**Do this**
What number of lines hold the word "希望シフト申請"? State that number and nothing besides.

Source data

>>

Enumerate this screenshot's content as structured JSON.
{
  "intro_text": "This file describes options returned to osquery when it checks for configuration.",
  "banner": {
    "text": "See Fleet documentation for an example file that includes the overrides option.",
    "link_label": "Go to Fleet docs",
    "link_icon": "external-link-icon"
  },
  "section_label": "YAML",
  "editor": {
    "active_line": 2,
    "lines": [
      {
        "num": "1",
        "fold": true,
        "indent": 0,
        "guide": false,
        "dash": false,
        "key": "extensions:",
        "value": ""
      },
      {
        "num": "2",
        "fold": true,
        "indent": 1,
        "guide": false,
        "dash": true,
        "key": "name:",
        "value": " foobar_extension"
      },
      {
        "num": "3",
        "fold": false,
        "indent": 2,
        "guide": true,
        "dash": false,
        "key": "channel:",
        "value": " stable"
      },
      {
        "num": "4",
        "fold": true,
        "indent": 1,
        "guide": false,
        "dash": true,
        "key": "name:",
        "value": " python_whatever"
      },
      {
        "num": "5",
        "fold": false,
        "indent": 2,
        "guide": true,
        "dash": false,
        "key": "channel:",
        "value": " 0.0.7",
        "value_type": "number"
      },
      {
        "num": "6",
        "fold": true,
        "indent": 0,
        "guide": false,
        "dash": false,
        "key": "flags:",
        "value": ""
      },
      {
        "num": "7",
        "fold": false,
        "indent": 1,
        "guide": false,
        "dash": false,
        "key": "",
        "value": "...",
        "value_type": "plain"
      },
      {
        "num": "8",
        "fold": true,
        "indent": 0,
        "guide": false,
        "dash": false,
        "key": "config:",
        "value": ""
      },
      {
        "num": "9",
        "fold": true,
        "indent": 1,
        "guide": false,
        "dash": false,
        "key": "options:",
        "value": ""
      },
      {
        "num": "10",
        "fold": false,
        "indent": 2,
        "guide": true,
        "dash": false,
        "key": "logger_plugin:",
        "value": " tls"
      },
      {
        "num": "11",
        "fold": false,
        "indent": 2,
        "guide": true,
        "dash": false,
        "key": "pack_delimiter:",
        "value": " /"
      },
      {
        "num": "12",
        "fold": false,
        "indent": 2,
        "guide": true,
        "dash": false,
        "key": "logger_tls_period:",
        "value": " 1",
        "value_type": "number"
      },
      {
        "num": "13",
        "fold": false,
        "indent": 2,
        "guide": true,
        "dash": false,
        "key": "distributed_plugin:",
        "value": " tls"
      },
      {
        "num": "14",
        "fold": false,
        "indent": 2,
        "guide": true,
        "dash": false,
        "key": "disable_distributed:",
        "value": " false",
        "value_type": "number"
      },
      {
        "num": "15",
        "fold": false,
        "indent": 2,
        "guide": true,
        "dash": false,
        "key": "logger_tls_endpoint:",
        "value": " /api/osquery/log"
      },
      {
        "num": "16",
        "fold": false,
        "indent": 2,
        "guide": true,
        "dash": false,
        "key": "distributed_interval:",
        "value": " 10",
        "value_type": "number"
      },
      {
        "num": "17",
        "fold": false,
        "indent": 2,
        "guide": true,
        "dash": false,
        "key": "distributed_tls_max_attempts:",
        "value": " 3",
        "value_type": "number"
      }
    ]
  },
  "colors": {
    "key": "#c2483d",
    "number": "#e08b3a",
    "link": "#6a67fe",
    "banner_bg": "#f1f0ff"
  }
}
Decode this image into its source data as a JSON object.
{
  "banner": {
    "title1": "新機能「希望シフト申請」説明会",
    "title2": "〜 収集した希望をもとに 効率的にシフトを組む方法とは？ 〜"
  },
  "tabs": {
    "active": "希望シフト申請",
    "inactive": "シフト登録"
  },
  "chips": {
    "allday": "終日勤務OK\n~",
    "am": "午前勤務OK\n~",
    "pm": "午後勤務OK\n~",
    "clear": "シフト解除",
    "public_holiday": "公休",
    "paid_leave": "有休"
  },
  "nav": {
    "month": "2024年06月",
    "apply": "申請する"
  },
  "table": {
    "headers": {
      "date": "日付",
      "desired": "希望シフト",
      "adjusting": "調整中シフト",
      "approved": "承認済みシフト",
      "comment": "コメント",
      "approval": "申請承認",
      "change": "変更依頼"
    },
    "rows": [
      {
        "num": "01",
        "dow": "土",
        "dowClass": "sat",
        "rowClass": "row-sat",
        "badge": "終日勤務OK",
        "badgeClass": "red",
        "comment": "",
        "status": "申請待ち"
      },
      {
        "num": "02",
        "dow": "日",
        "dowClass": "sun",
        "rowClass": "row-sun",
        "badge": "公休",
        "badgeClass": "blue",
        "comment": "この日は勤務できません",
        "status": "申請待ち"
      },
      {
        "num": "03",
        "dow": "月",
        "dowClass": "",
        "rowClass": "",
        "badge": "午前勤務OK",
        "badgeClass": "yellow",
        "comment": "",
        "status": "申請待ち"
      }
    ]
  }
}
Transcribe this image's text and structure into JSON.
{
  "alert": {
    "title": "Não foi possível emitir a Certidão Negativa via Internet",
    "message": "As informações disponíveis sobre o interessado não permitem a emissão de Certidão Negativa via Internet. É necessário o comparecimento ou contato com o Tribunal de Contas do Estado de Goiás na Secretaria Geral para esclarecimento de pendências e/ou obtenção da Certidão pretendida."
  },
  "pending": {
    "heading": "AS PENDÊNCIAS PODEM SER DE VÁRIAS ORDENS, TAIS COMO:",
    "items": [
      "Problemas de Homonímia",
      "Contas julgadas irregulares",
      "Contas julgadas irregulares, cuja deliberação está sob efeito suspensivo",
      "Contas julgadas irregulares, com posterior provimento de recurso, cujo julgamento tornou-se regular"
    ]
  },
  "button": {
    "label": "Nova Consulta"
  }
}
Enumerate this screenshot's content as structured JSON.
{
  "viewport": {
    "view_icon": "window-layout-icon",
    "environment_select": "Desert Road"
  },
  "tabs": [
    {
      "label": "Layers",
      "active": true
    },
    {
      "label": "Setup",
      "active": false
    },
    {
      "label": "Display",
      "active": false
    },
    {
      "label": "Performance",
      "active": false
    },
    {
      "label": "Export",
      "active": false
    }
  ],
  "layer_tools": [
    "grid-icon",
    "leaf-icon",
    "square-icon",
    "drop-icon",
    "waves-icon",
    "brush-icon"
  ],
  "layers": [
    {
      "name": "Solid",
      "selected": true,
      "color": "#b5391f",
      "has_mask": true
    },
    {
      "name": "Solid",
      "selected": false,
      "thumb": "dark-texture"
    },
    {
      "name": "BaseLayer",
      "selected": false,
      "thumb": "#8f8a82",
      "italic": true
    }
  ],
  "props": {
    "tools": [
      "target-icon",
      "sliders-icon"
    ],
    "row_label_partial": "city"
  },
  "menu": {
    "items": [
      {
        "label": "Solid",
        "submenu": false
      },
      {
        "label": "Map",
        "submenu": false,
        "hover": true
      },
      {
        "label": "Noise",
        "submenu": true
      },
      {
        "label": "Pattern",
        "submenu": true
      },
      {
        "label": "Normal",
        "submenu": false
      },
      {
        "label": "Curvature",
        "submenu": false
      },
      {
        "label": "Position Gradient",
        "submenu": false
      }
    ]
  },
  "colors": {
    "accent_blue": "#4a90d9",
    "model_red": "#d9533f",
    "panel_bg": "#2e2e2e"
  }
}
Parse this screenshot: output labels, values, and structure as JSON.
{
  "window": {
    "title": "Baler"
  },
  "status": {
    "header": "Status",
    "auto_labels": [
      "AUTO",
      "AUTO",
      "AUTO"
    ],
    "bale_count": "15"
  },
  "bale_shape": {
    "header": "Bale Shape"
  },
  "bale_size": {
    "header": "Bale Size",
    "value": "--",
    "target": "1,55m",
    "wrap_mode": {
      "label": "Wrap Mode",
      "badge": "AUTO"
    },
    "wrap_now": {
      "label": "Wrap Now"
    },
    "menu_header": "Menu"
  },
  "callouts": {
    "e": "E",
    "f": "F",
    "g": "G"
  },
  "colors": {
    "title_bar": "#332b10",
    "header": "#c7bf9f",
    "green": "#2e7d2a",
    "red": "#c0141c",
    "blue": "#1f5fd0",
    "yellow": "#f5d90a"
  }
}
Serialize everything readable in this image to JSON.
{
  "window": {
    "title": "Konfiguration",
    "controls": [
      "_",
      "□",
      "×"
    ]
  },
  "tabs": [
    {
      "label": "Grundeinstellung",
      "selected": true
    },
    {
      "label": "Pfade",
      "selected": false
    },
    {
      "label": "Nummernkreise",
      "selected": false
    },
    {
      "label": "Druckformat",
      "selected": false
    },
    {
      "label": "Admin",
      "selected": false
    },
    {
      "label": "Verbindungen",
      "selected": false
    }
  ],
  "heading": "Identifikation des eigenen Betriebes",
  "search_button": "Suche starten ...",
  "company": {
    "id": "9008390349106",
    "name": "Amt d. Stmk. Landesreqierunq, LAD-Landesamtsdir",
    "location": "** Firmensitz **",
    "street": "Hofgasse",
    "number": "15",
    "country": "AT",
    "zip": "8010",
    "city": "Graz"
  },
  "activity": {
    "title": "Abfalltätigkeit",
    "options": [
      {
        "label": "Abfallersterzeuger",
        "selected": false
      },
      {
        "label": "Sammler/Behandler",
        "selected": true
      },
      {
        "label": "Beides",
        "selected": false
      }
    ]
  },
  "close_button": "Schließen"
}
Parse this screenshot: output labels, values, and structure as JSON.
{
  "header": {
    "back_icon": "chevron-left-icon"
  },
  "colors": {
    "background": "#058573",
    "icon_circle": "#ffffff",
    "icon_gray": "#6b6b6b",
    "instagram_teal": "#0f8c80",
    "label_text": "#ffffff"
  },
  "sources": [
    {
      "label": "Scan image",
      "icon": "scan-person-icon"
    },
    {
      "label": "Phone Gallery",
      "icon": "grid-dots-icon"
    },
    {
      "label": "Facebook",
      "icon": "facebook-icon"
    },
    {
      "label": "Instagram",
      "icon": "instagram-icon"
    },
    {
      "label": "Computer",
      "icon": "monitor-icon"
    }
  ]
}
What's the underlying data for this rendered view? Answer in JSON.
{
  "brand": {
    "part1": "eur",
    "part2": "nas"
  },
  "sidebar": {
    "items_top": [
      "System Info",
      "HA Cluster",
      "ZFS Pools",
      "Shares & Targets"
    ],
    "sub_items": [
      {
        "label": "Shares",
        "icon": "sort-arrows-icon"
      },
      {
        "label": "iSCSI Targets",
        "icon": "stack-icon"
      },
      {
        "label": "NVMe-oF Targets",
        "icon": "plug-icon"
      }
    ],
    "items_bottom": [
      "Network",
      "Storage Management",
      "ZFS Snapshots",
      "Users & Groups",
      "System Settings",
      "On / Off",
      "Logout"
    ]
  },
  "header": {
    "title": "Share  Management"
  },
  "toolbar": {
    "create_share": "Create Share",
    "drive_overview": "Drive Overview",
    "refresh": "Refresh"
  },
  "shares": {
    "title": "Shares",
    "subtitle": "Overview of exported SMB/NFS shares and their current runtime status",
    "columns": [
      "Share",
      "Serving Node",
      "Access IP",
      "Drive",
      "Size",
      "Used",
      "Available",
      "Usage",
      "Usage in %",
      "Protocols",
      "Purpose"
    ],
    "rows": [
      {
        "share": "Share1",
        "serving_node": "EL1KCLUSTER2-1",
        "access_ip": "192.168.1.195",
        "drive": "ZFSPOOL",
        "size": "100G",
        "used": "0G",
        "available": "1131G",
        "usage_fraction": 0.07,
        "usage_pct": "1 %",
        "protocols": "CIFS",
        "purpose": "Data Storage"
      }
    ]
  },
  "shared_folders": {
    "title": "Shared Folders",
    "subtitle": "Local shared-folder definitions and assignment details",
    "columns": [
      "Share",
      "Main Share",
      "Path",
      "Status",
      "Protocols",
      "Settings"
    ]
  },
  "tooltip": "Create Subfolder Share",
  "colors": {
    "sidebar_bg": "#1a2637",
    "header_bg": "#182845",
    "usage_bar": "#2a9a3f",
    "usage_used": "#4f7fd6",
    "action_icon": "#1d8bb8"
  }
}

<<

**Worked solution**
2